Era mais ou menos 2014, quando pela primeira vez tive a oportunidade de assistir a "Carmen", de Bizet, como uma espécie de iniciação aos clássicos. A gente tinha começado a namorar recentemente e esse programa foi importante para mim, já que nunca tinha entrado no Teatro Municipal de São Paulo durante uma temporada de óperas. Aquela ritualística toda me impressionou. Cantarolei baixinho o refrão de "Habanera" no meio do espetáculo. A cenografia era enorme.
No começo dos anos 1990, "Carmen" começava a me soar familiar. Durante alguns meses da minha infância, minha irmã do meio escutava e aprendia a entoar os versos da "Habanera" num francês, que para mim era perfeito. Eu adorava ver a empolgação dela, que também lia o "Mahabharata" em alto e bom som. Eu não sabia onde era Séville, nem a Grande Índia, mas tinha a certeza de que um tal de Michel ia atender um "téléphone" saindo de "la piscine". "Dépêche-toi!" - era o som de alguma linha do livro de francês que consegui decorar junto a minha irmã. O 3 em 1 tocava alto aquele CD de "Carmen", ecoando Maria Callas pelo Papicu, enquanto no comecinho da noite a rede de tucum balançava no jardim de inverno.
Minha outra irmã, acho que na mesma época, me lia a "Ilíada" e algo da mitologia grega. Eu era tão pequeno, achava aquilo tudo muito impressionante e ao mesmo tempo familiar. As tragédias, o "Édipo Rei". De vez em quando, queria escutar as histórias ou ler junto e pedia para repetirmos nossas sessões de "tragédias negras" - confusões possíveis para um menino de 9 anos, sem ideia ainda do sofrimento ou da real tragédia negra da diáspora. Pelo visto eu não devia saber direito o que era a Grécia, mas tenho certeza que já intuía a sua importância. Minhas costinhas no chão gelado de cerâmica vinte por vinte me refrescavam do calor de setembro. Só de calção e de pé descalço. E eu fui cedinho aprendendo a ouvir e a acreditar no poder do conhecimento.
Em 2006, estagiei no Instituto do Patrimônio Histórico e Artístico Nacional (Iphan), órgão atrelado ao extinto Ministério da Cultura. Como estudante de arquitetura, eu começava a cultivar uma paixão pelo patrimônio construído. Sempre saía ali do lado e via aquele teatro verde-escuro. Vidro, ferro fundido, o lustre central do teto que escurece devagar. Na sala do prédio do Iphan, Veloso e Célia me mostravam os desenhos arquitetônicos da reforma da década de 1990, pela qual o teatro havia passado.

[TAREFA 1] Altere "lon-label" para "longitude-label" nas linhas de dados, começando pela primeira e parando após a que contém "colorbar-tick-label: −0.36 [374,738,418,754]". Reescreva essas linhas sem mudar mais nada.

Dados de coordenadas do layout:
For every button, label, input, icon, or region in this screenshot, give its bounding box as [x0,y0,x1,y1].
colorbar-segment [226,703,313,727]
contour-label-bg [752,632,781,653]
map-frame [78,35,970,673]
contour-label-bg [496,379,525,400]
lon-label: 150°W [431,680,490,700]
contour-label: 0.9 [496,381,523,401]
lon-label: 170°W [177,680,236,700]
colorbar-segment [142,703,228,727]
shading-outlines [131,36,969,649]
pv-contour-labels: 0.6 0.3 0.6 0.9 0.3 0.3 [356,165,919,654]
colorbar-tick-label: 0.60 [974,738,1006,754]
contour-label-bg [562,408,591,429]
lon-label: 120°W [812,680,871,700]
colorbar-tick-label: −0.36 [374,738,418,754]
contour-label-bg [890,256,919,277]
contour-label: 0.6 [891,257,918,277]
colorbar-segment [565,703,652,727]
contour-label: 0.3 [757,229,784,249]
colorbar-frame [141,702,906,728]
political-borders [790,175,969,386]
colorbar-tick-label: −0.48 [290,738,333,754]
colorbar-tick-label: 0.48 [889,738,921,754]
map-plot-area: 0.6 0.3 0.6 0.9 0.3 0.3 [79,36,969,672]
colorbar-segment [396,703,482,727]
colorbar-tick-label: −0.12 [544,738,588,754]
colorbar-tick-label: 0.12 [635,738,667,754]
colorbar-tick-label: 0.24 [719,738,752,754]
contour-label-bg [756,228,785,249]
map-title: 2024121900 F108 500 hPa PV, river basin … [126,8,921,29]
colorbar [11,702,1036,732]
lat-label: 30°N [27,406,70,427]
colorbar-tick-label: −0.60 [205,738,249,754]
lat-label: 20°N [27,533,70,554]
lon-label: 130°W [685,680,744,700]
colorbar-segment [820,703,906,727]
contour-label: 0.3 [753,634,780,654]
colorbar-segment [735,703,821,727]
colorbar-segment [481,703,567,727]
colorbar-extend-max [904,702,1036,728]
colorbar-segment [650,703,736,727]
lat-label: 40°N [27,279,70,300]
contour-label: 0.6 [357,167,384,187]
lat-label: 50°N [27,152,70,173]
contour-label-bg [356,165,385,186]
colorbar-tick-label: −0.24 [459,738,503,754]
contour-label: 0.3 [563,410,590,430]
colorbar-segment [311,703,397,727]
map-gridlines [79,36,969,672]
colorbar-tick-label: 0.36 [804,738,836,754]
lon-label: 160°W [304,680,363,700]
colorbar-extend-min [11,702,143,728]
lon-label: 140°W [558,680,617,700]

[TAREFA 2] Extraia do trecho, sem nenhuma alteração, a passagem que começa em "No começo dos" e vai até "jardim de inverno.", inclusive.

[RESPOSTA CORRETA 1]
For every button, label, input, icon, or region in this screenshot, give its bounding box as [x0,y0,x1,y1].
colorbar-segment [226,703,313,727]
contour-label-bg [752,632,781,653]
map-frame [78,35,970,673]
contour-label-bg [496,379,525,400]
longitude-label: 150°W [431,680,490,700]
contour-label: 0.9 [496,381,523,401]
longitude-label: 170°W [177,680,236,700]
colorbar-segment [142,703,228,727]
shading-outlines [131,36,969,649]
pv-contour-labels: 0.6 0.3 0.6 0.9 0.3 0.3 [356,165,919,654]
colorbar-tick-label: 0.60 [974,738,1006,754]
contour-label-bg [562,408,591,429]
longitude-label: 120°W [812,680,871,700]
colorbar-tick-label: −0.36 [374,738,418,754]

[RESPOSTA CORRETA 2]
No começo dos anos 1990, "Carmen" começava a me soar familiar. Durante alguns meses da minha infância, minha irmã do meio escutava e aprendia a entoar os versos da "Habanera" num francês, que para mim era perfeito. Eu adorava ver a empolgação dela, que também lia o "Mahabharata" em alto e bom som. Eu não sabia onde era Séville, nem a Grande Índia, mas tinha a certeza de que um tal de Michel ia atender um "téléphone" saindo de "la piscine". "Dépêche-toi!" - era o som de alguma linha do livro de francês que consegui decorar junto a minha irmã. O 3 em 1 tocava alto aquele CD de "Carmen", ecoando Maria Callas pelo Papicu, enquanto no comecinho da noite a rede de tucum balançava no jardim de inverno.